Data excerpts

----------

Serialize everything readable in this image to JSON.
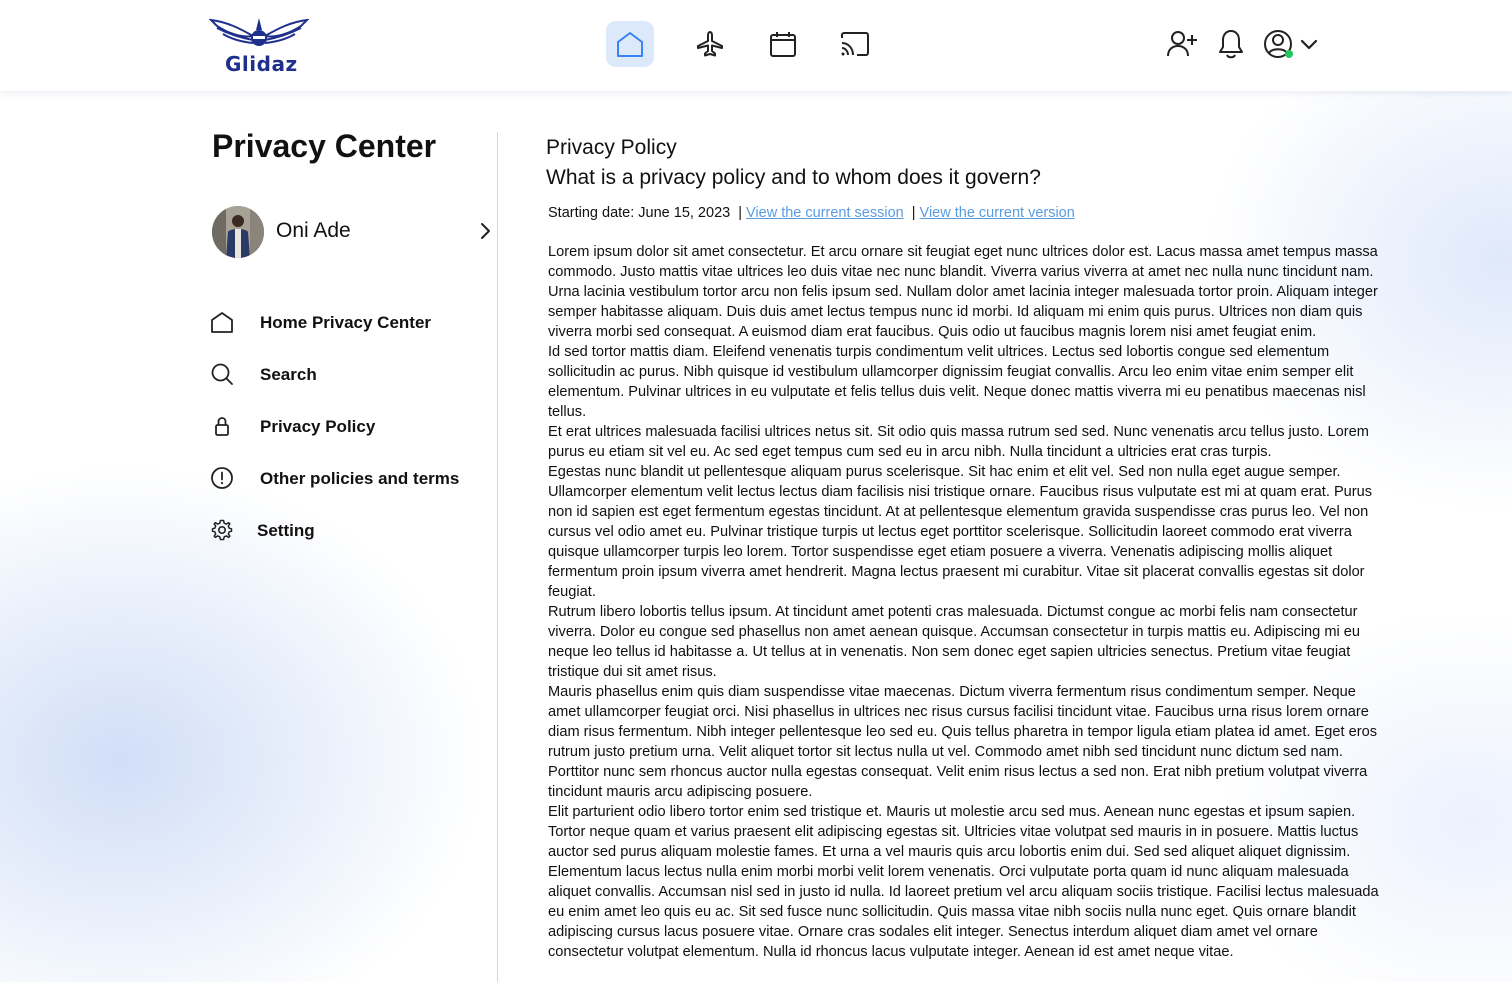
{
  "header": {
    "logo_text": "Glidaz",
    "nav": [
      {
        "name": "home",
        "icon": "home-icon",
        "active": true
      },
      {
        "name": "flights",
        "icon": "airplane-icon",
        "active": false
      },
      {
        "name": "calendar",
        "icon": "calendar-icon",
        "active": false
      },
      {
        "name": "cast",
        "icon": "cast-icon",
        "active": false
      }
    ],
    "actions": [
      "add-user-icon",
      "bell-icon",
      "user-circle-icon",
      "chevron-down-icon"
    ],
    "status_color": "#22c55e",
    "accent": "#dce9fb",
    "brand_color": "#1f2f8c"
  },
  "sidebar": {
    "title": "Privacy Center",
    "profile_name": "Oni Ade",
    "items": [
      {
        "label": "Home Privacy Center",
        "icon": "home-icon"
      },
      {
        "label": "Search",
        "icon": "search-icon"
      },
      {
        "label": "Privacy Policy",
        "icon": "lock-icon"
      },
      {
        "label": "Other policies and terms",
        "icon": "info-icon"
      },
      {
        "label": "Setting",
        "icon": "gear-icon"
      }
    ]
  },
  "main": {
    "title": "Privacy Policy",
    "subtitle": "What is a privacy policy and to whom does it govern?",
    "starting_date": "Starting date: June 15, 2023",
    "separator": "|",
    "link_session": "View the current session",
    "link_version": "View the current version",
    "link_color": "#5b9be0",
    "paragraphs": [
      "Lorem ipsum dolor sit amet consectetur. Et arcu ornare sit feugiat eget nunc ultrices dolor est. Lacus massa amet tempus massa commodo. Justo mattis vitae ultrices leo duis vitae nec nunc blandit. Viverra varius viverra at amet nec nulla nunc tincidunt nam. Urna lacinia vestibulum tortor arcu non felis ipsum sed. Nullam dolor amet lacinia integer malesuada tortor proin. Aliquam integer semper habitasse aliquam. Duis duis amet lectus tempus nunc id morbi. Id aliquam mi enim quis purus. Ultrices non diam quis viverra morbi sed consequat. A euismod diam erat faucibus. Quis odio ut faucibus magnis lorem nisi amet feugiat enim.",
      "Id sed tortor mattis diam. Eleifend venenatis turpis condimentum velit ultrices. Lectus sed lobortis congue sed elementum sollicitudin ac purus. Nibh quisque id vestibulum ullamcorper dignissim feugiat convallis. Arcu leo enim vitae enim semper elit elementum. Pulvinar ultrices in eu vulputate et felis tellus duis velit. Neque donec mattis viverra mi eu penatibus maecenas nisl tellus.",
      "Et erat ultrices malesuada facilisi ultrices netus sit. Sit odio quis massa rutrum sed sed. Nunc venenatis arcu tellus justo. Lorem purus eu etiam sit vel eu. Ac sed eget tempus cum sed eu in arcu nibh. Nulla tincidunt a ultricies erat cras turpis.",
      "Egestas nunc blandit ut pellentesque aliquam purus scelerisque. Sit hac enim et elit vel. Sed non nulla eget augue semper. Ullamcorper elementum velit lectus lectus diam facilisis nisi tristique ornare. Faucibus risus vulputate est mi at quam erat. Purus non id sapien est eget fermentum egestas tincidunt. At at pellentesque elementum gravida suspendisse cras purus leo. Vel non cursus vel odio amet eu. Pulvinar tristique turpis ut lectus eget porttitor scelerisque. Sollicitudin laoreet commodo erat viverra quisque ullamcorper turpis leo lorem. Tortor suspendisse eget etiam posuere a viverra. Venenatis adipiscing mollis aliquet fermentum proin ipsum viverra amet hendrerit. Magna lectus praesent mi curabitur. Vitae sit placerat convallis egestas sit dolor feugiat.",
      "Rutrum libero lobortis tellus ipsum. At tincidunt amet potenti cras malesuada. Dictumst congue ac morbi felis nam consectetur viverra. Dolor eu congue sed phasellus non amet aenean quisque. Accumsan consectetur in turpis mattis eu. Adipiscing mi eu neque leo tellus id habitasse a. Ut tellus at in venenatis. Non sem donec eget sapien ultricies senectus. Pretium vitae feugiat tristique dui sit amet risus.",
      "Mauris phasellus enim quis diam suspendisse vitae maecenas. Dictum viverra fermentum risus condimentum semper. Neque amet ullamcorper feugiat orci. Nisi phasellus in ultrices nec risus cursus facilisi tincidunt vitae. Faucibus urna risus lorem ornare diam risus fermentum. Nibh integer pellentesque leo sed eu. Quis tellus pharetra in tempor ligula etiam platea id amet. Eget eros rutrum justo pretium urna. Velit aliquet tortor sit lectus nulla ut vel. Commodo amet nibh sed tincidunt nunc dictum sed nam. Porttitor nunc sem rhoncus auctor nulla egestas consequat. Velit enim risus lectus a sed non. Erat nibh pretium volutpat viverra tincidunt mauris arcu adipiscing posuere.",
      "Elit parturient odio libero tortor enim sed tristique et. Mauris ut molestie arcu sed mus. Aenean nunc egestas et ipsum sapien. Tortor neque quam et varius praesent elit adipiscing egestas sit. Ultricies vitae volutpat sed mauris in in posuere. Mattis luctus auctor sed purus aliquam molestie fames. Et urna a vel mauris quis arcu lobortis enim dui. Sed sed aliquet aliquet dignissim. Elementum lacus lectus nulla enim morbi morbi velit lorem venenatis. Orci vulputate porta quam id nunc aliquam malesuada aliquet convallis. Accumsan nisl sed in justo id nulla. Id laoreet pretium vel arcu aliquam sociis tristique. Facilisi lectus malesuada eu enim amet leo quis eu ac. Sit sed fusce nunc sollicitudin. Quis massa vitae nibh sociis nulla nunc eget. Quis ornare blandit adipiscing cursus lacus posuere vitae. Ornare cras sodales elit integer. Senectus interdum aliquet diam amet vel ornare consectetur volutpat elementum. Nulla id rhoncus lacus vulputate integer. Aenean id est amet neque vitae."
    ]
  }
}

----------

# WORK TO BE COMPLETED
Reproduce the data above in full, exactly as it is, with the pictures left out.

# PROBLEM SOLUTION
Serialize everything readable in this image to JSON.
{
  "header": {
    "logo_text": "Glidaz",
    "nav": [
      {
        "name": "home",
        "icon": "home-icon",
        "active": true
      },
      {
        "name": "flights",
        "icon": "airplane-icon",
        "active": false
      },
      {
        "name": "calendar",
        "icon": "calendar-icon",
        "active": false
      },
      {
        "name": "cast",
        "icon": "cast-icon",
        "active": false
      }
    ],
    "actions": [
      "add-user-icon",
      "bell-icon",
      "user-circle-icon",
      "chevron-down-icon"
    ],
    "status_color": "#22c55e",
    "accent": "#dce9fb",
    "brand_color": "#1f2f8c"
  },
  "sidebar": {
    "title": "Privacy Center",
    "profile_name": "Oni Ade",
    "items": [
      {
        "label": "Home Privacy Center",
        "icon": "home-icon"
      },
      {
        "label": "Search",
        "icon": "search-icon"
      },
      {
        "label": "Privacy Policy",
        "icon": "lock-icon"
      },
      {
        "label": "Other policies and terms",
        "icon": "info-icon"
      },
      {
        "label": "Setting",
        "icon": "gear-icon"
      }
    ]
  },
  "main": {
    "title": "Privacy Policy",
    "subtitle": "What is a privacy policy and to whom does it govern?",
    "starting_date": "Starting date: June 15, 2023",
    "separator": "|",
    "link_session": "View the current session",
    "link_version": "View the current version",
    "link_color": "#5b9be0",
    "paragraphs": [
      "Lorem ipsum dolor sit amet consectetur. Et arcu ornare sit feugiat eget nunc ultrices dolor est. Lacus massa amet tempus massa commodo. Justo mattis vitae ultrices leo duis vitae nec nunc blandit. Viverra varius viverra at amet nec nulla nunc tincidunt nam. Urna lacinia vestibulum tortor arcu non felis ipsum sed. Nullam dolor amet lacinia integer malesuada tortor proin. Aliquam integer semper habitasse aliquam. Duis duis amet lectus tempus nunc id morbi. Id aliquam mi enim quis purus. Ultrices non diam quis viverra morbi sed consequat. A euismod diam erat faucibus. Quis odio ut faucibus magnis lorem nisi amet feugiat enim.",
      "Id sed tortor mattis diam. Eleifend venenatis turpis condimentum velit ultrices. Lectus sed lobortis congue sed elementum sollicitudin ac purus. Nibh quisque id vestibulum ullamcorper dignissim feugiat convallis. Arcu leo enim vitae enim semper elit elementum. Pulvinar ultrices in eu vulputate et felis tellus duis velit. Neque donec mattis viverra mi eu penatibus maecenas nisl tellus.",
      "Et erat ultrices malesuada facilisi ultrices netus sit. Sit odio quis massa rutrum sed sed. Nunc venenatis arcu tellus justo. Lorem purus eu etiam sit vel eu. Ac sed eget tempus cum sed eu in arcu nibh. Nulla tincidunt a ultricies erat cras turpis.",
      "Egestas nunc blandit ut pellentesque aliquam purus scelerisque. Sit hac enim et elit vel. Sed non nulla eget augue semper. Ullamcorper elementum velit lectus lectus diam facilisis nisi tristique ornare. Faucibus risus vulputate est mi at quam erat. Purus non id sapien est eget fermentum egestas tincidunt. At at pellentesque elementum gravida suspendisse cras purus leo. Vel non cursus vel odio amet eu. Pulvinar tristique turpis ut lectus eget porttitor scelerisque. Sollicitudin laoreet commodo erat viverra quisque ullamcorper turpis leo lorem. Tortor suspendisse eget etiam posuere a viverra. Venenatis adipiscing mollis aliquet fermentum proin ipsum viverra amet hendrerit. Magna lectus praesent mi curabitur. Vitae sit placerat convallis egestas sit dolor feugiat.",
      "Rutrum libero lobortis tellus ipsum. At tincidunt amet potenti cras malesuada. Dictumst congue ac morbi felis nam consectetur viverra. Dolor eu congue sed phasellus non amet aenean quisque. Accumsan consectetur in turpis mattis eu. Adipiscing mi eu neque leo tellus id habitasse a. Ut tellus at in venenatis. Non sem donec eget sapien ultricies senectus. Pretium vitae feugiat tristique dui sit amet risus.",
      "Mauris phasellus enim quis diam suspendisse vitae maecenas. Dictum viverra fermentum risus condimentum semper. Neque amet ullamcorper feugiat orci. Nisi phasellus in ultrices nec risus cursus facilisi tincidunt vitae. Faucibus urna risus lorem ornare diam risus fermentum. Nibh integer pellentesque leo sed eu. Quis tellus pharetra in tempor ligula etiam platea id amet. Eget eros rutrum justo pretium urna. Velit aliquet tortor sit lectus nulla ut vel. Commodo amet nibh sed tincidunt nunc dictum sed nam. Porttitor nunc sem rhoncus auctor nulla egestas consequat. Velit enim risus lectus a sed non. Erat nibh pretium volutpat viverra tincidunt mauris arcu adipiscing posuere.",
      "Elit parturient odio libero tortor enim sed tristique et. Mauris ut molestie arcu sed mus. Aenean nunc egestas et ipsum sapien. Tortor neque quam et varius praesent elit adipiscing egestas sit. Ultricies vitae volutpat sed mauris in in posuere. Mattis luctus auctor sed purus aliquam molestie fames. Et urna a vel mauris quis arcu lobortis enim dui. Sed sed aliquet aliquet dignissim. Elementum lacus lectus nulla enim morbi morbi velit lorem venenatis. Orci vulputate porta quam id nunc aliquam malesuada aliquet convallis. Accumsan nisl sed in justo id nulla. Id laoreet pretium vel arcu aliquam sociis tristique. Facilisi lectus malesuada eu enim amet leo quis eu ac. Sit sed fusce nunc sollicitudin. Quis massa vitae nibh sociis nulla nunc eget. Quis ornare blandit adipiscing cursus lacus posuere vitae. Ornare cras sodales elit integer. Senectus interdum aliquet diam amet vel ornare consectetur volutpat elementum. Nulla id rhoncus lacus vulputate integer. Aenean id est amet neque vitae."
    ]
  }
}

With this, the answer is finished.